Extracted data entries
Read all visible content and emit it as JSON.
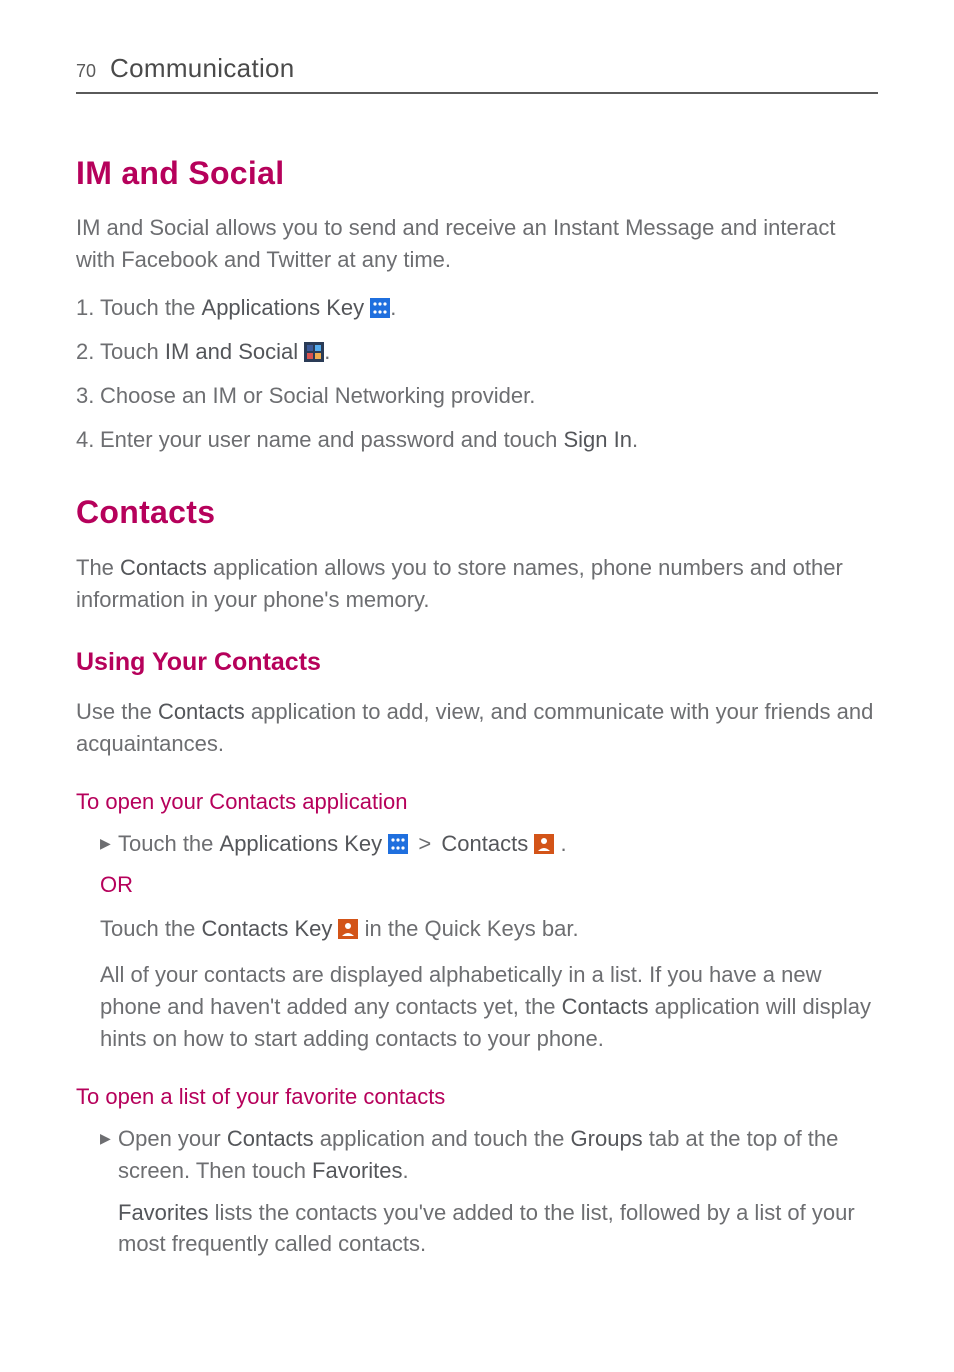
{
  "header": {
    "page_number": "70",
    "chapter": "Communication"
  },
  "sec_im": {
    "title": "IM and Social",
    "intro": "IM and Social allows you to send and receive an Instant Message and interact with Facebook and Twitter at any time.",
    "steps": {
      "s1_pre": "Touch the ",
      "s1_bold": "Applications Key",
      "s2_pre": "Touch ",
      "s2_bold": "IM and Social",
      "s3": "Choose an IM or Social Networking provider.",
      "s4_pre": "Enter your user name and password and touch ",
      "s4_bold": "Sign In",
      "s4_post": "."
    }
  },
  "sec_contacts": {
    "title": "Contacts",
    "intro_pre": "The ",
    "intro_bold": "Contacts",
    "intro_post": " application allows you to store names, phone numbers and other information in your phone's memory.",
    "using_title": "Using Your Contacts",
    "using_pre": "Use the ",
    "using_bold": "Contacts",
    "using_post": " application to add, view, and communicate with your friends and acquaintances.",
    "open_title": "To open your Contacts application",
    "open1_pre": "Touch the ",
    "open1_bold1": "Applications Key",
    "open1_gt": " > ",
    "open1_bold2": "Contacts",
    "open1_post": " .",
    "or": "OR",
    "open2_pre": "Touch the ",
    "open2_bold": "Contacts Key",
    "open2_post": " in the Quick Keys bar.",
    "alpha_pre": "All of your contacts are displayed alphabetically in a list. If you have a new phone and haven't added any contacts yet, the ",
    "alpha_bold": "Contacts",
    "alpha_post": " application will display hints on how to start adding contacts to your phone.",
    "fav_title": "To open a list of your favorite contacts",
    "fav1_pre": "Open your ",
    "fav1_bold1": "Contacts",
    "fav1_mid": " application and touch the ",
    "fav1_bold2": "Groups",
    "fav1_mid2": " tab at the top of the screen. Then touch ",
    "fav1_bold3": "Favorites",
    "fav1_post": ".",
    "fav2_bold": "Favorites",
    "fav2_post": " lists the contacts you've added to the list, followed by a list of your most frequently called contacts."
  },
  "nums": {
    "n1": "1.",
    "n2": "2.",
    "n3": "3.",
    "n4": "4."
  }
}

» Problem to solve:
Images must not appear in the copy; reproduce everything else in the records verbatim.

» Solved exercise:
Read all visible content and emit it as JSON.
{
  "header": {
    "page_number": "70",
    "chapter": "Communication"
  },
  "sec_im": {
    "title": "IM and Social",
    "intro": "IM and Social allows you to send and receive an Instant Message and interact with Facebook and Twitter at any time.",
    "steps": {
      "s1_pre": "Touch the ",
      "s1_bold": "Applications Key",
      "s2_pre": "Touch ",
      "s2_bold": "IM and Social",
      "s3": "Choose an IM or Social Networking provider.",
      "s4_pre": "Enter your user name and password and touch ",
      "s4_bold": "Sign In",
      "s4_post": "."
    }
  },
  "sec_contacts": {
    "title": "Contacts",
    "intro_pre": "The ",
    "intro_bold": "Contacts",
    "intro_post": " application allows you to store names, phone numbers and other information in your phone's memory.",
    "using_title": "Using Your Contacts",
    "using_pre": "Use the ",
    "using_bold": "Contacts",
    "using_post": " application to add, view, and communicate with your friends and acquaintances.",
    "open_title": "To open your Contacts application",
    "open1_pre": "Touch the ",
    "open1_bold1": "Applications Key",
    "open1_gt": " > ",
    "open1_bold2": "Contacts",
    "open1_post": " .",
    "or": "OR",
    "open2_pre": "Touch the ",
    "open2_bold": "Contacts Key",
    "open2_post": " in the Quick Keys bar.",
    "alpha_pre": "All of your contacts are displayed alphabetically in a list. If you have a new phone and haven't added any contacts yet, the ",
    "alpha_bold": "Contacts",
    "alpha_post": " application will display hints on how to start adding contacts to your phone.",
    "fav_title": "To open a list of your favorite contacts",
    "fav1_pre": "Open your ",
    "fav1_bold1": "Contacts",
    "fav1_mid": " application and touch the ",
    "fav1_bold2": "Groups",
    "fav1_mid2": " tab at the top of the screen. Then touch ",
    "fav1_bold3": "Favorites",
    "fav1_post": ".",
    "fav2_bold": "Favorites",
    "fav2_post": " lists the contacts you've added to the list, followed by a list of your most frequently called contacts."
  },
  "nums": {
    "n1": "1.",
    "n2": "2.",
    "n3": "3.",
    "n4": "4."
  }
}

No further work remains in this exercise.